# DIRECTIONS
Write the material out again in full, word for word. Do not include the pictures.

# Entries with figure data
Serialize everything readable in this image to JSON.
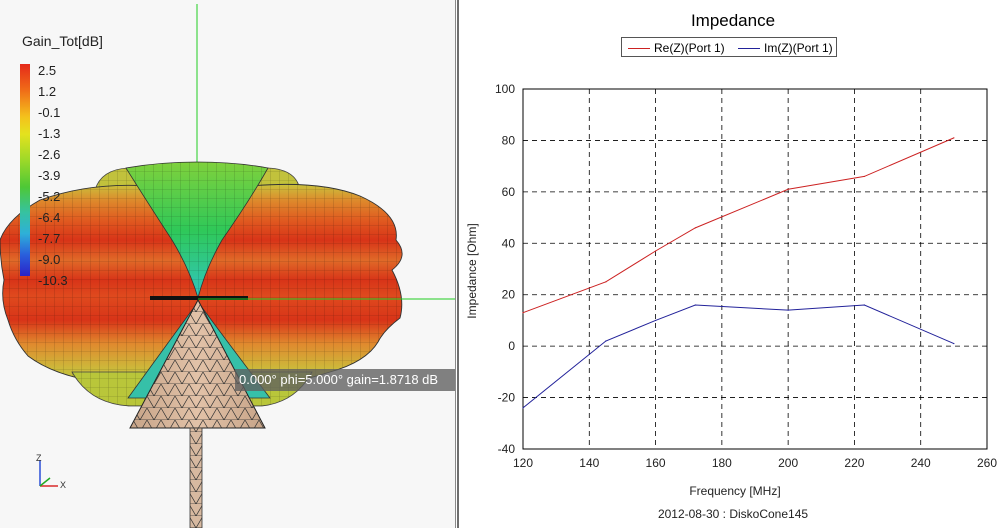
{
  "view3d": {
    "scale_title": "Gain_Tot[dB]",
    "scale_labels": [
      "2.5",
      "1.2",
      "-0.1",
      "-1.3",
      "-2.6",
      "-3.9",
      "-5.2",
      "-6.4",
      "-7.7",
      "-9.0",
      "-10.3"
    ],
    "readout": "0.000° phi=5.000° gain=1.8718 dB",
    "axis_labels": {
      "z": "Z",
      "x": "X"
    },
    "colors": {
      "red": "#d83418",
      "orange": "#e07a2a",
      "yellow": "#c8c23a",
      "green": "#3cc43a",
      "cone": "#d9b59a",
      "crosshair": "#22cc22"
    }
  },
  "chart": {
    "title": "Impedance",
    "xlabel": "Frequency [MHz]",
    "ylabel": "Impedance [Ohm]",
    "footer": "2012-08-30 : DiskoCone145",
    "x_ticks": [
      "120",
      "140",
      "160",
      "180",
      "200",
      "220",
      "240",
      "260"
    ],
    "y_ticks": [
      "100",
      "80",
      "60",
      "40",
      "20",
      "0",
      "-20",
      "-40"
    ]
  },
  "chart_data": {
    "type": "line",
    "title": "Impedance",
    "xlabel": "Frequency [MHz]",
    "ylabel": "Impedance [Ohm]",
    "xlim": [
      120,
      260
    ],
    "ylim": [
      -40,
      100
    ],
    "grid": true,
    "legend_position": "top-center",
    "series": [
      {
        "name": "Re(Z)(Port 1)",
        "color": "#cc2222",
        "x": [
          120,
          145,
          160,
          172,
          200,
          223,
          250
        ],
        "y": [
          13,
          25,
          37,
          46,
          61,
          66,
          81
        ]
      },
      {
        "name": "Im(Z)(Port 1)",
        "color": "#22229a",
        "x": [
          120,
          145,
          160,
          172,
          200,
          223,
          250
        ],
        "y": [
          -24,
          2,
          10,
          16,
          14,
          16,
          1
        ]
      }
    ]
  }
}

# REPLY TO THE EXERCISE
Serialize everything readable in this image to JSON.
{
  "view3d": {
    "scale_title": "Gain_Tot[dB]",
    "scale_labels": [
      "2.5",
      "1.2",
      "-0.1",
      "-1.3",
      "-2.6",
      "-3.9",
      "-5.2",
      "-6.4",
      "-7.7",
      "-9.0",
      "-10.3"
    ],
    "readout": "0.000° phi=5.000° gain=1.8718 dB",
    "axis_labels": {
      "z": "Z",
      "x": "X"
    },
    "colors": {
      "red": "#d83418",
      "orange": "#e07a2a",
      "yellow": "#c8c23a",
      "green": "#3cc43a",
      "cone": "#d9b59a",
      "crosshair": "#22cc22"
    }
  },
  "chart": {
    "title": "Impedance",
    "xlabel": "Frequency [MHz]",
    "ylabel": "Impedance [Ohm]",
    "footer": "2012-08-30 : DiskoCone145",
    "x_ticks": [
      "120",
      "140",
      "160",
      "180",
      "200",
      "220",
      "240",
      "260"
    ],
    "y_ticks": [
      "100",
      "80",
      "60",
      "40",
      "20",
      "0",
      "-20",
      "-40"
    ]
  },
  "chart_data": {
    "type": "line",
    "title": "Impedance",
    "xlabel": "Frequency [MHz]",
    "ylabel": "Impedance [Ohm]",
    "xlim": [
      120,
      260
    ],
    "ylim": [
      -40,
      100
    ],
    "grid": true,
    "legend_position": "top-center",
    "series": [
      {
        "name": "Re(Z)(Port 1)",
        "color": "#cc2222",
        "x": [
          120,
          145,
          160,
          172,
          200,
          223,
          250
        ],
        "y": [
          13,
          25,
          37,
          46,
          61,
          66,
          81
        ]
      },
      {
        "name": "Im(Z)(Port 1)",
        "color": "#22229a",
        "x": [
          120,
          145,
          160,
          172,
          200,
          223,
          250
        ],
        "y": [
          -24,
          2,
          10,
          16,
          14,
          16,
          1
        ]
      }
    ]
  }
}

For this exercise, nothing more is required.